Exercise – Could you write out the records below exactly as they appear?

Data section –
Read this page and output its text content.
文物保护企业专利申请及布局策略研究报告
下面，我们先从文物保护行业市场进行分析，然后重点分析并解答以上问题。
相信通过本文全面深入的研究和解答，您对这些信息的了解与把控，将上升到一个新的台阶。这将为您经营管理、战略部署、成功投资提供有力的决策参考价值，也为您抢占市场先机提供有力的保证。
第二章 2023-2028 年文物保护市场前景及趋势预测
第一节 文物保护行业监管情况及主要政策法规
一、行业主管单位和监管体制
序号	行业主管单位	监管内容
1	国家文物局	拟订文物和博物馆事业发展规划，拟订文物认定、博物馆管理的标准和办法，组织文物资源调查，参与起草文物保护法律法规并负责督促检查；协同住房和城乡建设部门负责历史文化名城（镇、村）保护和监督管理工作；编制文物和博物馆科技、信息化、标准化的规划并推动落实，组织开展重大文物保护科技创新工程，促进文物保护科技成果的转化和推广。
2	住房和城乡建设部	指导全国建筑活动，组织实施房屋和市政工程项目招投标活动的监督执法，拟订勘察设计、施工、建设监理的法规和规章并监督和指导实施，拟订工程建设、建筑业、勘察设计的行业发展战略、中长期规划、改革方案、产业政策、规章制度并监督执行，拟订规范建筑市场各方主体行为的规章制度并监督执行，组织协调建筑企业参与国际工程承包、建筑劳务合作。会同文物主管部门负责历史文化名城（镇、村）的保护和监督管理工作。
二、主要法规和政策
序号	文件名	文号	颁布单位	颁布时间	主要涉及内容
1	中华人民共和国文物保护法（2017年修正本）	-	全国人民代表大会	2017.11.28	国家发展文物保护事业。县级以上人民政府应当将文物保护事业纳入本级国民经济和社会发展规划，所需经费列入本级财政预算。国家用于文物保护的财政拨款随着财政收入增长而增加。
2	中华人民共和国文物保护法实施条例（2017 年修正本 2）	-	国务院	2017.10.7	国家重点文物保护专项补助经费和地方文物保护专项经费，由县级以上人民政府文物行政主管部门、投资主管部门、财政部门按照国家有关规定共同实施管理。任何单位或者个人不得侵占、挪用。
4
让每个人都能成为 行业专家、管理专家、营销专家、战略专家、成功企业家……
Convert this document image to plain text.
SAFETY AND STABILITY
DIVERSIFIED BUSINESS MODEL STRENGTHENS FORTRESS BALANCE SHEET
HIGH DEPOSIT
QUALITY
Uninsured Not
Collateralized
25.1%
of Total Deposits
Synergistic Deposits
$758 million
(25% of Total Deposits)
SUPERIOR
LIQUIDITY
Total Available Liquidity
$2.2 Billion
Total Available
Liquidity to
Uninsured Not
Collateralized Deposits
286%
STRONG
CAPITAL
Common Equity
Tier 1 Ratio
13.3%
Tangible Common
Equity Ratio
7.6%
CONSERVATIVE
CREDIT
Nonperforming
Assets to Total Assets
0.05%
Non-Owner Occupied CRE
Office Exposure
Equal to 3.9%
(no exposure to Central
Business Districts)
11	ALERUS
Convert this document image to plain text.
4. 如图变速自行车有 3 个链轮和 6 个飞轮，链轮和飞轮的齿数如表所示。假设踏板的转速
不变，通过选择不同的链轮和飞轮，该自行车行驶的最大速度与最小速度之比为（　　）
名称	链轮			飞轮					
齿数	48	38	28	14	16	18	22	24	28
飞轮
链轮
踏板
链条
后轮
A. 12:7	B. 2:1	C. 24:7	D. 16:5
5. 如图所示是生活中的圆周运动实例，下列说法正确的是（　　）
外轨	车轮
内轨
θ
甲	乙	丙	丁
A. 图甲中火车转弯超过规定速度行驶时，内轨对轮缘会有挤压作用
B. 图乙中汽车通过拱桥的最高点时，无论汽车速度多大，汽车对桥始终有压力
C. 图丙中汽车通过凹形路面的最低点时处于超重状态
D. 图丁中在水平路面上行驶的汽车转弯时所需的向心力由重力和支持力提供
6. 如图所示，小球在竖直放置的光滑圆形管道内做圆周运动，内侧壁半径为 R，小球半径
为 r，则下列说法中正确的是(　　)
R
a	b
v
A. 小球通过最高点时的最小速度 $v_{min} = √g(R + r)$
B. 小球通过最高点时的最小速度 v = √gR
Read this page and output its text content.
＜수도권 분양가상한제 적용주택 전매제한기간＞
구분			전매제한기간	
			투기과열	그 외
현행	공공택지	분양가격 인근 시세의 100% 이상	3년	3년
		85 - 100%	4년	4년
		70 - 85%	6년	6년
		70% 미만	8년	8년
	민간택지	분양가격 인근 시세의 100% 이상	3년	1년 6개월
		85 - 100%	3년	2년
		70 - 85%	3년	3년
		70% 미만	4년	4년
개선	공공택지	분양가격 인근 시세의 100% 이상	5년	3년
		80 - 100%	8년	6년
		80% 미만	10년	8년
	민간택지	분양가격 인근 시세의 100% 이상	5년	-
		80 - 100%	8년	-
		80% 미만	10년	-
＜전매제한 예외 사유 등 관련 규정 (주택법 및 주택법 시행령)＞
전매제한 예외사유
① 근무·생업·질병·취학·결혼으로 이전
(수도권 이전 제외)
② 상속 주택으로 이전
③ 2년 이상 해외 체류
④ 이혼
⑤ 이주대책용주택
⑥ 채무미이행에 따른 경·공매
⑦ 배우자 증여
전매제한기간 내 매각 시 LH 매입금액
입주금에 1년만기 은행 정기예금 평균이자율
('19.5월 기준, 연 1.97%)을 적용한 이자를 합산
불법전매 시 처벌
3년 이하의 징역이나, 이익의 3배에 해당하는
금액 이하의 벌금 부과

Solution to this exercise –
Read this page and output its text content.
文物保护企业专利申请及布局策略研究报告
下面，我们先从文物保护行业市场进行分析，然后重点分析并解答以上问题。
相信通过本文全面深入的研究和解答，您对这些信息的了解与把控，将上升到一个新的台阶。这将为您经营管理、战略部署、成功投资提供有力的决策参考价值，也为您抢占市场先机提供有力的保证。
第二章 2023-2028 年文物保护市场前景及趋势预测
第一节 文物保护行业监管情况及主要政策法规
一、行业主管单位和监管体制
序号	行业主管单位	监管内容
1	国家文物局	拟订文物和博物馆事业发展规划，拟订文物认定、博物馆管理的标准和办法，组织文物资源调查，参与起草文物保护法律法规并负责督促检查；协同住房和城乡建设部门负责历史文化名城（镇、村）保护和监督管理工作；编制文物和博物馆科技、信息化、标准化的规划并推动落实，组织开展重大文物保护科技创新工程，促进文物保护科技成果的转化和推广。
2	住房和城乡建设部	指导全国建筑活动，组织实施房屋和市政工程项目招投标活动的监督执法，拟订勘察设计、施工、建设监理的法规和规章并监督和指导实施，拟订工程建设、建筑业、勘察设计的行业发展战略、中长期规划、改革方案、产业政策、规章制度并监督执行，拟订规范建筑市场各方主体行为的规章制度并监督执行，组织协调建筑企业参与国际工程承包、建筑劳务合作。会同文物主管部门负责历史文化名城（镇、村）的保护和监督管理工作。
二、主要法规和政策
序号	文件名	文号	颁布单位	颁布时间	主要涉及内容
1	中华人民共和国文物保护法（2017年修正本）	-	全国人民代表大会	2017.11.28	国家发展文物保护事业。县级以上人民政府应当将文物保护事业纳入本级国民经济和社会发展规划，所需经费列入本级财政预算。国家用于文物保护的财政拨款随着财政收入增长而增加。
2	中华人民共和国文物保护法实施条例（2017 年修正本 2）	-	国务院	2017.10.7	国家重点文物保护专项补助经费和地方文物保护专项经费，由县级以上人民政府文物行政主管部门、投资主管部门、财政部门按照国家有关规定共同实施管理。任何单位或者个人不得侵占、挪用。
4
让每个人都能成为 行业专家、管理专家、营销专家、战略专家、成功企业家……
Convert this document image to plain text.
SAFETY AND STABILITY
DIVERSIFIED BUSINESS MODEL STRENGTHENS FORTRESS BALANCE SHEET
HIGH DEPOSIT
QUALITY
Uninsured Not
Collateralized
25.1%
of Total Deposits
Synergistic Deposits
$758 million
(25% of Total Deposits)
SUPERIOR
LIQUIDITY
Total Available Liquidity
$2.2 Billion
Total Available
Liquidity to
Uninsured Not
Collateralized Deposits
286%
STRONG
CAPITAL
Common Equity
Tier 1 Ratio
13.3%
Tangible Common
Equity Ratio
7.6%
CONSERVATIVE
CREDIT
Nonperforming
Assets to Total Assets
0.05%
Non-Owner Occupied CRE
Office Exposure
Equal to 3.9%
(no exposure to Central
Business Districts)
11	ALERUS
Convert this document image to plain text.
4. 如图变速自行车有 3 个链轮和 6 个飞轮，链轮和飞轮的齿数如表所示。假设踏板的转速
不变，通过选择不同的链轮和飞轮，该自行车行驶的最大速度与最小速度之比为（　　）
名称	链轮			飞轮					
齿数	48	38	28	14	16	18	22	24	28
飞轮
链轮
踏板
链条
后轮
A. 12:7	B. 2:1	C. 24:7	D. 16:5
5. 如图所示是生活中的圆周运动实例，下列说法正确的是（　　）
外轨	车轮
内轨
θ
甲	乙	丙	丁
A. 图甲中火车转弯超过规定速度行驶时，内轨对轮缘会有挤压作用
B. 图乙中汽车通过拱桥的最高点时，无论汽车速度多大，汽车对桥始终有压力
C. 图丙中汽车通过凹形路面的最低点时处于超重状态
D. 图丁中在水平路面上行驶的汽车转弯时所需的向心力由重力和支持力提供
6. 如图所示，小球在竖直放置的光滑圆形管道内做圆周运动，内侧壁半径为 R，小球半径
为 r，则下列说法中正确的是(　　)
R
a	b
v
A. 小球通过最高点时的最小速度 $v_{min} = √g(R + r)$
B. 小球通过最高点时的最小速度 v = √gR
Read this page and output its text content.
＜수도권 분양가상한제 적용주택 전매제한기간＞
구분			전매제한기간	
			투기과열	그 외
현행	공공택지	분양가격 인근 시세의 100% 이상	3년	3년
		85 - 100%	4년	4년
		70 - 85%	6년	6년
		70% 미만	8년	8년
	민간택지	분양가격 인근 시세의 100% 이상	3년	1년 6개월
		85 - 100%	3년	2년
		70 - 85%	3년	3년
		70% 미만	4년	4년
개선	공공택지	분양가격 인근 시세의 100% 이상	5년	3년
		80 - 100%	8년	6년
		80% 미만	10년	8년
	민간택지	분양가격 인근 시세의 100% 이상	5년	-
		80 - 100%	8년	-
		80% 미만	10년	-
＜전매제한 예외 사유 등 관련 규정 (주택법 및 주택법 시행령)＞
전매제한 예외사유
① 근무·생업·질병·취학·결혼으로 이전
(수도권 이전 제외)
② 상속 주택으로 이전
③ 2년 이상 해외 체류
④ 이혼
⑤ 이주대책용주택
⑥ 채무미이행에 따른 경·공매
⑦ 배우자 증여
전매제한기간 내 매각 시 LH 매입금액
입주금에 1년만기 은행 정기예금 평균이자율
('19.5월 기준, 연 1.97%)을 적용한 이자를 합산
불법전매 시 처벌
3년 이하의 징역이나, 이익의 3배에 해당하는
금액 이하의 벌금 부과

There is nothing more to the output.